Layout records
= = = = =

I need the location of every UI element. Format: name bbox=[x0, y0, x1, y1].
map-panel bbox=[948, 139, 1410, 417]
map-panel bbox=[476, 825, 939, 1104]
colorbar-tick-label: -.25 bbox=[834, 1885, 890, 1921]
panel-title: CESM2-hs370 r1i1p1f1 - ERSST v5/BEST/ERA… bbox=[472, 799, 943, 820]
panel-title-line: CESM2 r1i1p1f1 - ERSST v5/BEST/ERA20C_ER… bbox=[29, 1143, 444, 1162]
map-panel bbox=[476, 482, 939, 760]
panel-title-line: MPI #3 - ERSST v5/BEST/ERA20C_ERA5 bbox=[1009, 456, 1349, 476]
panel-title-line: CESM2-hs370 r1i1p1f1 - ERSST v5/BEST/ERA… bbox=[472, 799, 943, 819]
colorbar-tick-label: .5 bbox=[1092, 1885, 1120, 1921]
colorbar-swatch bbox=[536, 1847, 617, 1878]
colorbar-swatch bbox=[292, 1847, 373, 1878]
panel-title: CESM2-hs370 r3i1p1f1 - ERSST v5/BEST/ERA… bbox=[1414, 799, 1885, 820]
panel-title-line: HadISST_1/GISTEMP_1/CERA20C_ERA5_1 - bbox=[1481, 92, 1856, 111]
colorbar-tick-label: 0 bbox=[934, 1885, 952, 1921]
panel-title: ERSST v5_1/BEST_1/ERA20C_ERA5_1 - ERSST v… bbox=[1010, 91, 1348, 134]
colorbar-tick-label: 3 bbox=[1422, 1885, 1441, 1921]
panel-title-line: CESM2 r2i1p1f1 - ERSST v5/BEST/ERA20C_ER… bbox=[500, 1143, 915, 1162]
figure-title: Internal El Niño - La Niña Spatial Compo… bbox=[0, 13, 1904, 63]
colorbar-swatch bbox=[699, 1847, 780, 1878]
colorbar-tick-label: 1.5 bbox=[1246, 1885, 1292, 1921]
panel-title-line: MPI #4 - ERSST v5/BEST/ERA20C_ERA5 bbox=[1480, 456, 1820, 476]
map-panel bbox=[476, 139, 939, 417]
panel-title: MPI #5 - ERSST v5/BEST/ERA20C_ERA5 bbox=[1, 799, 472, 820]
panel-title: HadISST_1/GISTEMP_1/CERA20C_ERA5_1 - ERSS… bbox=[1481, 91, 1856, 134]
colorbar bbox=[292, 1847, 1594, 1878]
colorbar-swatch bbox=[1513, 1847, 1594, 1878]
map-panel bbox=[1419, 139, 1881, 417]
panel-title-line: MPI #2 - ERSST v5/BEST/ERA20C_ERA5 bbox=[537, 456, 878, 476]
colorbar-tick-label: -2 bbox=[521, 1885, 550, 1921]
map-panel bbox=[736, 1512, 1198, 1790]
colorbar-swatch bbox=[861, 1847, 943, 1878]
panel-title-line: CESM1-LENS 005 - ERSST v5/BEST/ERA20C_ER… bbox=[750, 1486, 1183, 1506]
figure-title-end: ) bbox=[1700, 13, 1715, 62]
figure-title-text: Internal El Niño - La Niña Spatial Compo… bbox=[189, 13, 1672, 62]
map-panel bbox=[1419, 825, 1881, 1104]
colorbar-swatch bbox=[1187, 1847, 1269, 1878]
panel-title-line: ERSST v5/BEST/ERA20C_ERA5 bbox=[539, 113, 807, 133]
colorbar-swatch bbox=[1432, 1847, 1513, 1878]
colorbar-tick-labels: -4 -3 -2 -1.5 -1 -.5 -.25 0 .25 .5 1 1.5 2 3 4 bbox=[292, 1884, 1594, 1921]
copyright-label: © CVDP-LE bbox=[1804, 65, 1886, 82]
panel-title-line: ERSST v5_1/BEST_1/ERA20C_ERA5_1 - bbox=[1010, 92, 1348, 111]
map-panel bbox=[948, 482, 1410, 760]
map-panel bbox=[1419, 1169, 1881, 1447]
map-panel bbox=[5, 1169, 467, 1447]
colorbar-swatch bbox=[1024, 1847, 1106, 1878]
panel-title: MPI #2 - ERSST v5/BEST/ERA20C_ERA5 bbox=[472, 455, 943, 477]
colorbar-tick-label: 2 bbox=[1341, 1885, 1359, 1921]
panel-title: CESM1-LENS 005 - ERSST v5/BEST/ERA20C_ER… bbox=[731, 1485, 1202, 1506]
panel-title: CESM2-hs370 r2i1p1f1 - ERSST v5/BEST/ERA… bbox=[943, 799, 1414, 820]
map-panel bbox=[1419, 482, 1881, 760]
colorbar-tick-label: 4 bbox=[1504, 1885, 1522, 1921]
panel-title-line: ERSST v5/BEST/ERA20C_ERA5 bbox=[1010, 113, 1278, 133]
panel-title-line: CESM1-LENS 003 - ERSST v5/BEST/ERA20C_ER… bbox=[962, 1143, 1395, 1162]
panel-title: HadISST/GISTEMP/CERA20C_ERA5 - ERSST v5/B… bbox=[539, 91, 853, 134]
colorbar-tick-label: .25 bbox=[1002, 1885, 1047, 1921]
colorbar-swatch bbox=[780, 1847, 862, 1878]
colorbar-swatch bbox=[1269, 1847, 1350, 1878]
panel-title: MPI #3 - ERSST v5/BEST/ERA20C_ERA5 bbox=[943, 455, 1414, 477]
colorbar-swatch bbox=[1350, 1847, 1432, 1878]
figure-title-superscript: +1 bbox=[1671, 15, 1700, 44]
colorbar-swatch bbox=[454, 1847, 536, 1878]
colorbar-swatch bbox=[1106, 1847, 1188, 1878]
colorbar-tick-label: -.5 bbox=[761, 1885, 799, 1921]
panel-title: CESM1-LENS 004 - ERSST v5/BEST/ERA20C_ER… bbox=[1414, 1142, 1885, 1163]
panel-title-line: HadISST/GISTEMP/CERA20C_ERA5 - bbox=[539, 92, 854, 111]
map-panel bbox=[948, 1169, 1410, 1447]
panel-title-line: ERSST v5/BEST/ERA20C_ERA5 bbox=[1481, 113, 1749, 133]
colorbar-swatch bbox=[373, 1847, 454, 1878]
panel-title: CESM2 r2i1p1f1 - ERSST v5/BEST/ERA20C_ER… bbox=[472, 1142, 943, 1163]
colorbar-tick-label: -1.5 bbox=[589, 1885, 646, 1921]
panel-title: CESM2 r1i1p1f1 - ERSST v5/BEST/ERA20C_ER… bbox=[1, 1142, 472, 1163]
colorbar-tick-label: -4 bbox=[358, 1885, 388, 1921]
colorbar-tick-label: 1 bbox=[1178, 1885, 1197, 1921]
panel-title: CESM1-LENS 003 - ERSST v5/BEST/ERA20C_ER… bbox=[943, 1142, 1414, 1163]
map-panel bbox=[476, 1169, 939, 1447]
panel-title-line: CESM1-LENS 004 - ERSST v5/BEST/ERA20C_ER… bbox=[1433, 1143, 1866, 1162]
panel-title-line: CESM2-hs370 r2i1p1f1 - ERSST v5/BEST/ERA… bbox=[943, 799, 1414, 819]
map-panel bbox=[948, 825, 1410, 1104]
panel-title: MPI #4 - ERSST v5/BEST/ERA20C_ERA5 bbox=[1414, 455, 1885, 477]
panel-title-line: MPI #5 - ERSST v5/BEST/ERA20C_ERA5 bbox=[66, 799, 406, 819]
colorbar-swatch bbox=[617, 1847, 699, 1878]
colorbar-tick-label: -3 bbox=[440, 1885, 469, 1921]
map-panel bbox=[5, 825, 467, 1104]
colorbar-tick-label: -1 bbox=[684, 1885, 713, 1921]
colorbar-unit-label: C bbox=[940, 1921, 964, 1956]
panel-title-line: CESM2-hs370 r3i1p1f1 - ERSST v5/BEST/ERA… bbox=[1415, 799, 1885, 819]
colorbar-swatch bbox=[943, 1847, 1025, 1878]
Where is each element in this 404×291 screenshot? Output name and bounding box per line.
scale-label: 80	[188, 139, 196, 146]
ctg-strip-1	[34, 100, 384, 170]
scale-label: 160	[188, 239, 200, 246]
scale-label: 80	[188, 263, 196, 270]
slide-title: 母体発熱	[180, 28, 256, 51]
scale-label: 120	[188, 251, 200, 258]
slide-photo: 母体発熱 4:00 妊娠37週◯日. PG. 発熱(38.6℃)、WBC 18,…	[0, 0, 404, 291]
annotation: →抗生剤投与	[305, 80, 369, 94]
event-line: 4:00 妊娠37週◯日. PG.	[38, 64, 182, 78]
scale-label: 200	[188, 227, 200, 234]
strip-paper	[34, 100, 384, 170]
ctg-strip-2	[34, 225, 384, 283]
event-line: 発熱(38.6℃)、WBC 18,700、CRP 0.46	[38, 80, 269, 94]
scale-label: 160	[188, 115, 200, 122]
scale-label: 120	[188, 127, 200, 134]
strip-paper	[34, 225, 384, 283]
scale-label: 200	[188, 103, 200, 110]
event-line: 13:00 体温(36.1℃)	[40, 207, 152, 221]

= = = = =

• Job:
Copy out the data again, from its first line through the line containing "92, 1856, 111]", including that line.

• Answer for the task:
I need the location of every UI element. Format: name bbox=[x0, y0, x1, y1].
map-panel bbox=[948, 139, 1410, 417]
map-panel bbox=[476, 825, 939, 1104]
colorbar-tick-label: -.25 bbox=[834, 1885, 890, 1921]
panel-title: CESM2-hs370 r1i1p1f1 - ERSST v5/BEST/ERA… bbox=[472, 799, 943, 820]
panel-title-line: CESM2 r1i1p1f1 - ERSST v5/BEST/ERA20C_ER… bbox=[29, 1143, 444, 1162]
map-panel bbox=[476, 482, 939, 760]
panel-title-line: MPI #3 - ERSST v5/BEST/ERA20C_ERA5 bbox=[1009, 456, 1349, 476]
panel-title-line: CESM2-hs370 r1i1p1f1 - ERSST v5/BEST/ERA… bbox=[472, 799, 943, 819]
colorbar-tick-label: .5 bbox=[1092, 1885, 1120, 1921]
colorbar-swatch bbox=[536, 1847, 617, 1878]
colorbar-swatch bbox=[292, 1847, 373, 1878]
panel-title: CESM2-hs370 r3i1p1f1 - ERSST v5/BEST/ERA… bbox=[1414, 799, 1885, 820]
panel-title-line: HadISST_1/GISTEMP_1/CERA20C_ERA5_1 - bbox=[1481, 92, 1856, 111]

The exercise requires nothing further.